WHAT IS EXPECTED:
Exclude the pictures and retype the entries as written.

** start SUPPLIED RECORDS **

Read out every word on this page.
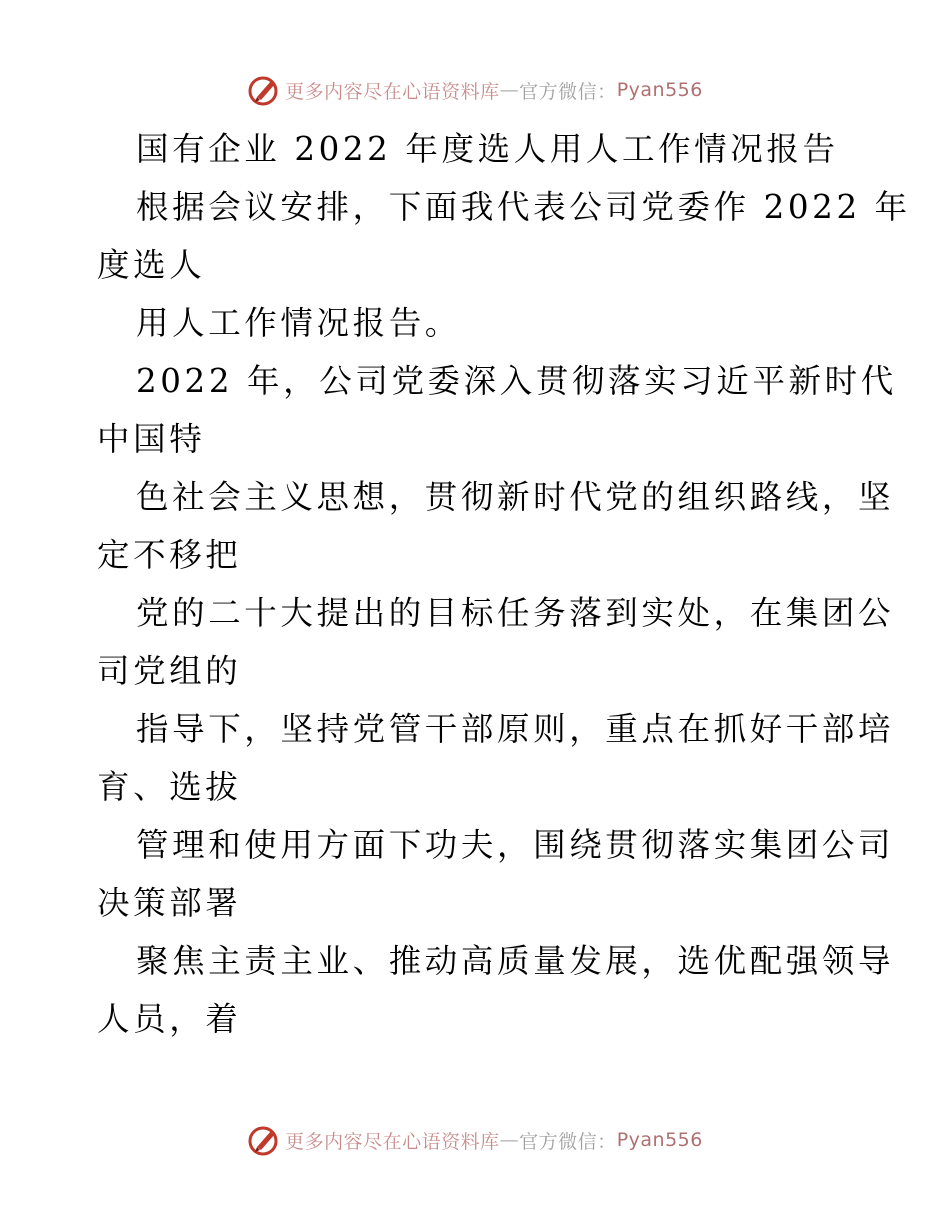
更多内容尽在心语资料库 — 官方微信： Pyan556
国有企业 2022 年度选人用人工作情况报告
根据会议安排，下面我代表公司党委作 2022 年
度选人
用人工作情况报告。
2022 年，公司党委深入贯彻落实习近平新时代
中国特
色社会主义思想，贯彻新时代党的组织路线，坚
定不移把
党的二十大提出的目标任务落到实处，在集团公
司党组的
指导下，坚持党管干部原则，重点在抓好干部培
育、选拔
管理和使用方面下功夫，围绕贯彻落实集团公司
决策部署
聚焦主责主业、推动高质量发展，选优配强领导
人员，着
更多内容尽在心语资料库 — 官方微信： Pyan556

** end SUPPLIED RECORDS **

EXERCISE ANSWER:
Read out every word on this page.
更多内容尽在心语资料库 — 官方微信： Pyan556
国有企业 2022 年度选人用人工作情况报告
根据会议安排，下面我代表公司党委作 2022 年
度选人
用人工作情况报告。
2022 年，公司党委深入贯彻落实习近平新时代
中国特
色社会主义思想，贯彻新时代党的组织路线，坚
定不移把
党的二十大提出的目标任务落到实处，在集团公
司党组的
指导下，坚持党管干部原则，重点在抓好干部培
育、选拔
管理和使用方面下功夫，围绕贯彻落实集团公司
决策部署
聚焦主责主业、推动高质量发展，选优配强领导
人员，着
更多内容尽在心语资料库 — 官方微信： Pyan556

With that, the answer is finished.